=== Raw data ===

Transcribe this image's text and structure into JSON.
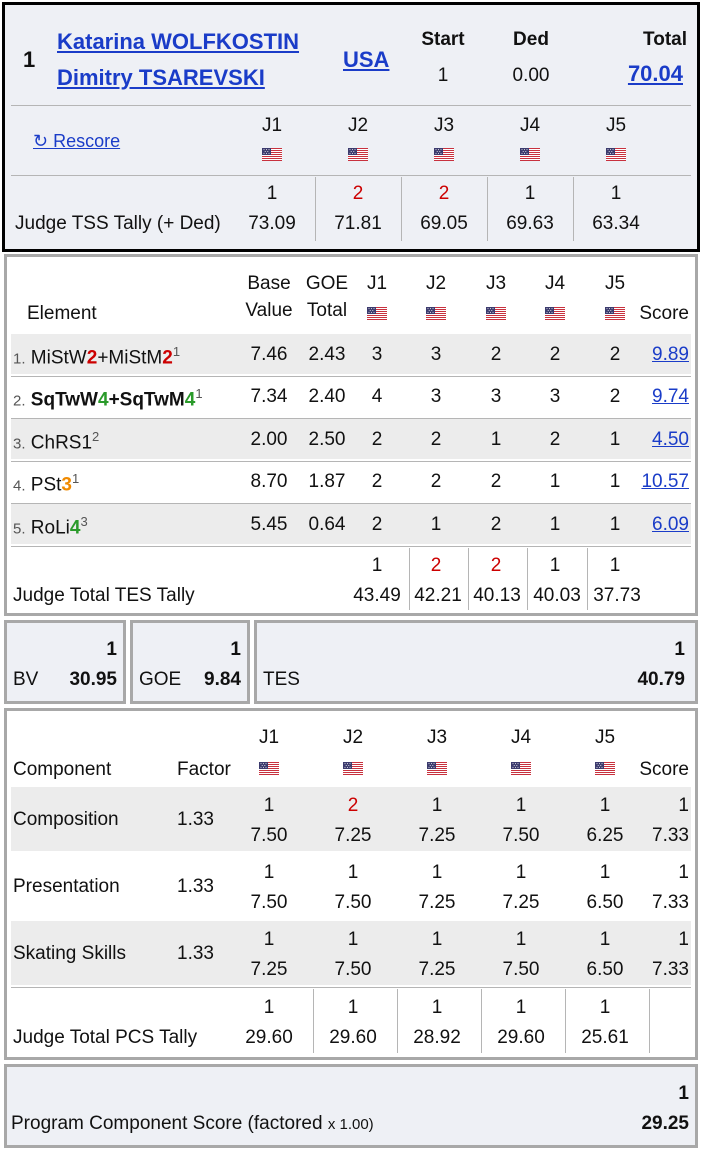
{
  "header": {
    "rank": "1",
    "skater1": "Katarina WOLFKOSTIN",
    "skater2": "Dimitry TSAREVSKI",
    "nation": "USA",
    "start_label": "Start",
    "start_value": "1",
    "ded_label": "Ded",
    "ded_value": "0.00",
    "total_label": "Total",
    "total_value": "70.04",
    "rescore_label": "↻ Rescore",
    "judges": [
      "J1",
      "J2",
      "J3",
      "J4",
      "J5"
    ],
    "tss_label": "Judge TSS Tally (+ Ded)",
    "tss_ranks": [
      "1",
      "2",
      "2",
      "1",
      "1"
    ],
    "tss_values": [
      "73.09",
      "71.81",
      "69.05",
      "69.63",
      "63.34"
    ]
  },
  "flag_icon": "us-flag-icon",
  "colors": {
    "link": "#1a3cc8",
    "red_rank": "#cc0000",
    "level_green": "#2a9a2a",
    "level_orange": "#f08a00",
    "level_red": "#cc0000"
  },
  "elements": {
    "col_element": "Element",
    "col_base1": "Base",
    "col_base2": "Value",
    "col_goe1": "GOE",
    "col_goe2": "Total",
    "col_score": "Score",
    "judges": [
      "J1",
      "J2",
      "J3",
      "J4",
      "J5"
    ],
    "rows": [
      {
        "num": "1.",
        "base": "7.46",
        "goe": "2.43",
        "marks": [
          "3",
          "3",
          "2",
          "2",
          "2"
        ],
        "score": "9.89"
      },
      {
        "num": "2.",
        "base": "7.34",
        "goe": "2.40",
        "marks": [
          "4",
          "3",
          "3",
          "3",
          "2"
        ],
        "score": "9.74"
      },
      {
        "num": "3.",
        "base": "2.00",
        "goe": "2.50",
        "marks": [
          "2",
          "2",
          "1",
          "2",
          "1"
        ],
        "score": "4.50"
      },
      {
        "num": "4.",
        "base": "8.70",
        "goe": "1.87",
        "marks": [
          "2",
          "2",
          "2",
          "1",
          "1"
        ],
        "score": "10.57"
      },
      {
        "num": "5.",
        "base": "5.45",
        "goe": "0.64",
        "marks": [
          "2",
          "1",
          "2",
          "1",
          "1"
        ],
        "score": "6.09"
      }
    ],
    "el1": {
      "a": "MiStW",
      "al": "2",
      "mid": "+MiStM",
      "bl": "2",
      "sup": "1"
    },
    "el2": {
      "a": "SqTwW",
      "al": "4",
      "mid": "+SqTwM",
      "bl": "4",
      "sup": "1"
    },
    "el3": {
      "a": "ChRS1",
      "sup": "2"
    },
    "el4": {
      "a": "PSt",
      "al": "3",
      "sup": "1"
    },
    "el5": {
      "a": "RoLi",
      "al": "4",
      "sup": "3"
    },
    "tes_label": "Judge Total TES Tally",
    "tes_ranks": [
      "1",
      "2",
      "2",
      "1",
      "1"
    ],
    "tes_values": [
      "43.49",
      "42.21",
      "40.13",
      "40.03",
      "37.73"
    ]
  },
  "summary": {
    "bv_label": "BV",
    "bv_rank": "1",
    "bv_value": "30.95",
    "goe_label": "GOE",
    "goe_rank": "1",
    "goe_value": "9.84",
    "tes_label": "TES",
    "tes_rank": "1",
    "tes_value": "40.79"
  },
  "components": {
    "col_component": "Component",
    "col_factor": "Factor",
    "col_score": "Score",
    "judges": [
      "J1",
      "J2",
      "J3",
      "J4",
      "J5"
    ],
    "rows": [
      {
        "name": "Composition",
        "factor": "1.33",
        "ranks": [
          "1",
          "2",
          "1",
          "1",
          "1"
        ],
        "marks": [
          "7.50",
          "7.25",
          "7.25",
          "7.50",
          "6.25"
        ],
        "score_rank": "1",
        "score": "7.33"
      },
      {
        "name": "Presentation",
        "factor": "1.33",
        "ranks": [
          "1",
          "1",
          "1",
          "1",
          "1"
        ],
        "marks": [
          "7.50",
          "7.50",
          "7.25",
          "7.25",
          "6.50"
        ],
        "score_rank": "1",
        "score": "7.33"
      },
      {
        "name": "Skating Skills",
        "factor": "1.33",
        "ranks": [
          "1",
          "1",
          "1",
          "1",
          "1"
        ],
        "marks": [
          "7.25",
          "7.50",
          "7.25",
          "7.50",
          "6.50"
        ],
        "score_rank": "1",
        "score": "7.33"
      }
    ],
    "pcs_label": "Judge Total PCS Tally",
    "pcs_ranks": [
      "1",
      "1",
      "1",
      "1",
      "1"
    ],
    "pcs_values": [
      "29.60",
      "29.60",
      "28.92",
      "29.60",
      "25.61"
    ]
  },
  "pcs_total": {
    "label": "Program Component Score (factored ",
    "label_small": "x 1.00)",
    "rank": "1",
    "value": "29.25"
  }
}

===

* _Task goal_
Print out the lines exactly, skipping any picture.

* _Full solution_
Transcribe this image's text and structure into JSON.
{
  "header": {
    "rank": "1",
    "skater1": "Katarina WOLFKOSTIN",
    "skater2": "Dimitry TSAREVSKI",
    "nation": "USA",
    "start_label": "Start",
    "start_value": "1",
    "ded_label": "Ded",
    "ded_value": "0.00",
    "total_label": "Total",
    "total_value": "70.04",
    "rescore_label": "↻ Rescore",
    "judges": [
      "J1",
      "J2",
      "J3",
      "J4",
      "J5"
    ],
    "tss_label": "Judge TSS Tally (+ Ded)",
    "tss_ranks": [
      "1",
      "2",
      "2",
      "1",
      "1"
    ],
    "tss_values": [
      "73.09",
      "71.81",
      "69.05",
      "69.63",
      "63.34"
    ]
  },
  "flag_icon": "us-flag-icon",
  "colors": {
    "link": "#1a3cc8",
    "red_rank": "#cc0000",
    "level_green": "#2a9a2a",
    "level_orange": "#f08a00",
    "level_red": "#cc0000"
  },
  "elements": {
    "col_element": "Element",
    "col_base1": "Base",
    "col_base2": "Value",
    "col_goe1": "GOE",
    "col_goe2": "Total",
    "col_score": "Score",
    "judges": [
      "J1",
      "J2",
      "J3",
      "J4",
      "J5"
    ],
    "rows": [
      {
        "num": "1.",
        "base": "7.46",
        "goe": "2.43",
        "marks": [
          "3",
          "3",
          "2",
          "2",
          "2"
        ],
        "score": "9.89"
      },
      {
        "num": "2.",
        "base": "7.34",
        "goe": "2.40",
        "marks": [
          "4",
          "3",
          "3",
          "3",
          "2"
        ],
        "score": "9.74"
      },
      {
        "num": "3.",
        "base": "2.00",
        "goe": "2.50",
        "marks": [
          "2",
          "2",
          "1",
          "2",
          "1"
        ],
        "score": "4.50"
      },
      {
        "num": "4.",
        "base": "8.70",
        "goe": "1.87",
        "marks": [
          "2",
          "2",
          "2",
          "1",
          "1"
        ],
        "score": "10.57"
      },
      {
        "num": "5.",
        "base": "5.45",
        "goe": "0.64",
        "marks": [
          "2",
          "1",
          "2",
          "1",
          "1"
        ],
        "score": "6.09"
      }
    ],
    "el1": {
      "a": "MiStW",
      "al": "2",
      "mid": "+MiStM",
      "bl": "2",
      "sup": "1"
    },
    "el2": {
      "a": "SqTwW",
      "al": "4",
      "mid": "+SqTwM",
      "bl": "4",
      "sup": "1"
    },
    "el3": {
      "a": "ChRS1",
      "sup": "2"
    },
    "el4": {
      "a": "PSt",
      "al": "3",
      "sup": "1"
    },
    "el5": {
      "a": "RoLi",
      "al": "4",
      "sup": "3"
    },
    "tes_label": "Judge Total TES Tally",
    "tes_ranks": [
      "1",
      "2",
      "2",
      "1",
      "1"
    ],
    "tes_values": [
      "43.49",
      "42.21",
      "40.13",
      "40.03",
      "37.73"
    ]
  },
  "summary": {
    "bv_label": "BV",
    "bv_rank": "1",
    "bv_value": "30.95",
    "goe_label": "GOE",
    "goe_rank": "1",
    "goe_value": "9.84",
    "tes_label": "TES",
    "tes_rank": "1",
    "tes_value": "40.79"
  },
  "components": {
    "col_component": "Component",
    "col_factor": "Factor",
    "col_score": "Score",
    "judges": [
      "J1",
      "J2",
      "J3",
      "J4",
      "J5"
    ],
    "rows": [
      {
        "name": "Composition",
        "factor": "1.33",
        "ranks": [
          "1",
          "2",
          "1",
          "1",
          "1"
        ],
        "marks": [
          "7.50",
          "7.25",
          "7.25",
          "7.50",
          "6.25"
        ],
        "score_rank": "1",
        "score": "7.33"
      },
      {
        "name": "Presentation",
        "factor": "1.33",
        "ranks": [
          "1",
          "1",
          "1",
          "1",
          "1"
        ],
        "marks": [
          "7.50",
          "7.50",
          "7.25",
          "7.25",
          "6.50"
        ],
        "score_rank": "1",
        "score": "7.33"
      },
      {
        "name": "Skating Skills",
        "factor": "1.33",
        "ranks": [
          "1",
          "1",
          "1",
          "1",
          "1"
        ],
        "marks": [
          "7.25",
          "7.50",
          "7.25",
          "7.50",
          "6.50"
        ],
        "score_rank": "1",
        "score": "7.33"
      }
    ],
    "pcs_label": "Judge Total PCS Tally",
    "pcs_ranks": [
      "1",
      "1",
      "1",
      "1",
      "1"
    ],
    "pcs_values": [
      "29.60",
      "29.60",
      "28.92",
      "29.60",
      "25.61"
    ]
  },
  "pcs_total": {
    "label": "Program Component Score (factored ",
    "label_small": "x 1.00)",
    "rank": "1",
    "value": "29.25"
  }
}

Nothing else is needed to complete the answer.